The State Key Laboratory of Phytochemistry and Plant Resources in West China, Kunming Institute of Botany, Chinese Academy of Sciences, Beijing, P.R. China;

# Abramson Family Cancer Research Institute, Department of Cancer Biology, University of Pennsylvania, Philadelphia, Pennsylvania, USA;

** INSERM U-487, Laboratoire de Cytokines et Immunologie des tumeurs Humaines, Institut Gustave Roussy PR1 and IFR 54, Villejuif, France

2Correspondence: The Laboratory of Apoptosis and Cancer Biology, The State Key Laboratory of Biomembrane and Membrane Biotechnology, Institute of Zoology, Chinese Academy of Sciences, Bei Si Huan Xi Road 25, Haidian District, Beijing 100080, P.R. China. E-mail: chenq{at}ioz.ac.cn

ABSTRACT

Cells without Bak and Bax are largely resistant to apoptosis (1;2), despite the presence of other key components of the apoptotic machinery. We screened 7,800 natural compounds and found several that could specifically induce caspase activation and the release of cytochrome c (cyto c) in the bak–/–/bax–/– cells. One of these was gossypol, a polyphenolic compound naturally found in cottonseed that has been used in antifertility trials. We found that gossypol, but not other Bcl-2-interacting molecules, induced cyto c release and loss of mitochondrial membrane potential ({Delta}{psi}m) independently of mPTP and Bak/Bax activation. Furthermore, we found that gossypol induced an allosteric change in Bcl-2 in both bak–/–/bax–/– cells and Bcl-2 overexpressing cells. This change in Bcl-2 conformation led to the release of cyto c in the presence of Bcl-2 and Bcl-xL in reconstituted proteoliposomes. We also observed that gossypol substantially reduced the growth of tumor xenografts from Bcl-2 overexpressing cells in nude mice. We conclude that gossypol converts the antiapoptotic molecule Bcl-2 into a proapoptotic molecule that can mediate the release of cyto c and induce apoptosis—Lei, X., Chen, Y., Du, G., Yu, W., Wang, X., Qu, H., Xia, B., He, H., Mao, J., Zong, W., Liao, X., L., Mehrpour, M., Hao, X., Chen, Q. Gossypol induces Bax/Bak-independent activation of apoptosis and cytochrome c release via a conformational change in Bcl-2.

• STUDY QUESTIONS:
**a.** In the gossypol abstract, how many natural compounds were screened?
**b.** Carry the gossypol abstract on past its last sentence, writing what would come next.
The records have nothing to do with this work.

• RECORDS SUPPLIED:
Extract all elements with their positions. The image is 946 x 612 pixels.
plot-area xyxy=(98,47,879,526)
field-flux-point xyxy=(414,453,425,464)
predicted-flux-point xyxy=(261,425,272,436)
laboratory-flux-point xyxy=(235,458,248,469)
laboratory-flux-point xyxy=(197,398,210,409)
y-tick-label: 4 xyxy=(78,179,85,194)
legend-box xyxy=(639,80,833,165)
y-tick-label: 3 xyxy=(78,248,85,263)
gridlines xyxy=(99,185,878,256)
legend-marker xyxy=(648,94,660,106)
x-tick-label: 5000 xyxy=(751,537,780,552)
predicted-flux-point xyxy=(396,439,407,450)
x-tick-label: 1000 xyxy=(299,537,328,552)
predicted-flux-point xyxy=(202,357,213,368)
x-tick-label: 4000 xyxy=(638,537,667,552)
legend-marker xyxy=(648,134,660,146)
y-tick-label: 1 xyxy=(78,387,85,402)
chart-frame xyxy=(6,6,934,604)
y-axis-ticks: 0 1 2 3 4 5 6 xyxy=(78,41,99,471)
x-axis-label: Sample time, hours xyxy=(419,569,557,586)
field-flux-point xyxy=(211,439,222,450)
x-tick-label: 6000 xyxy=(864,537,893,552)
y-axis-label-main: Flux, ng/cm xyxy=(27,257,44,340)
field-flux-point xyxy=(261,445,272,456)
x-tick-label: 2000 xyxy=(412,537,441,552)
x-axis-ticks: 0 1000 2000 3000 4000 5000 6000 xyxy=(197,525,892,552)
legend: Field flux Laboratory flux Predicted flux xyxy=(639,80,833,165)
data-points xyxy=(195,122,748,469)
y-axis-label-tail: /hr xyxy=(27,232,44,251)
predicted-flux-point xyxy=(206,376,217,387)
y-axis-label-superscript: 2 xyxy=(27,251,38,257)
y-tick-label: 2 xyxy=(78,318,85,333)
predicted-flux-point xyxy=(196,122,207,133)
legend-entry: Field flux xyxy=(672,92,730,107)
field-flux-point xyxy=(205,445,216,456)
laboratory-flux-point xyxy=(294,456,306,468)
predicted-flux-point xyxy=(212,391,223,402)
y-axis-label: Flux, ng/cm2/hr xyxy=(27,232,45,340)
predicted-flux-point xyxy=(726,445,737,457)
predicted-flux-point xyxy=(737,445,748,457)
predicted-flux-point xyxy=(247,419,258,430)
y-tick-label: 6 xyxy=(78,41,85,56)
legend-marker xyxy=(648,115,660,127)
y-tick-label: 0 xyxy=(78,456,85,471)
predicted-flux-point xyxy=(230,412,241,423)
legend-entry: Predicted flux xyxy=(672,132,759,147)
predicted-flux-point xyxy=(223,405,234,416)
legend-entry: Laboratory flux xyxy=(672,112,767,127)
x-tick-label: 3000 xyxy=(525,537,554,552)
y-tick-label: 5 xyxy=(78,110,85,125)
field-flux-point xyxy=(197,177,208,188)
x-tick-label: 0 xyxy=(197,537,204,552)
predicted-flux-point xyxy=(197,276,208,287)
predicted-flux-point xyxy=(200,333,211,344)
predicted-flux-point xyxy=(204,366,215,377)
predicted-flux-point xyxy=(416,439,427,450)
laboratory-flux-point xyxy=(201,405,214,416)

• RESPONSES:
**a.** 7,800

**b.**
Key Words: mitochondria • Bcl-2 inhibitors • drug screening

STUDIES HAVE SUGGESTED that, when activated, Bak and Bax, proapoptotic molecules of the Bcl-2 family of proteins, create discontinuity or pores in the outer mitochondrial membrane to mediate cyto c release (3 4 5) . More specifically, Bax translocates to mitochondria where oligomerized Bak and Bax form a mega-channel or membrane pore (6, 7). Reports have shown that the mitochondrial apoptotic pathway is not activated in the absence of Bak/Bax-activating signals. Furthermore, cells lacking both Bak and Bax do not undergo apoptosis in response to death stimuli, such as DNA damaging agents, signal transduction through death receptors, growth factor deprivation, and ER stress (2, 8, 9), although they may undergo caspase-independent type II cell death (autophagic cell death) or programmed necrosis in response to high doses of DNA-damaging agents (8) . Although bak–/–/bax–/– mice show certain developmental abnormalities, programmed cell death appears to proceed normally in vivo and in vitro under certain experimental conditions (10) . Better understanding of the mechanisms of Bak/Bax-independent cell death is important because cancer cells lacking Bak or Bax, or harboring mutations of these proteins, fail to respond to chemotherapeutic drugs and death ligands (11) .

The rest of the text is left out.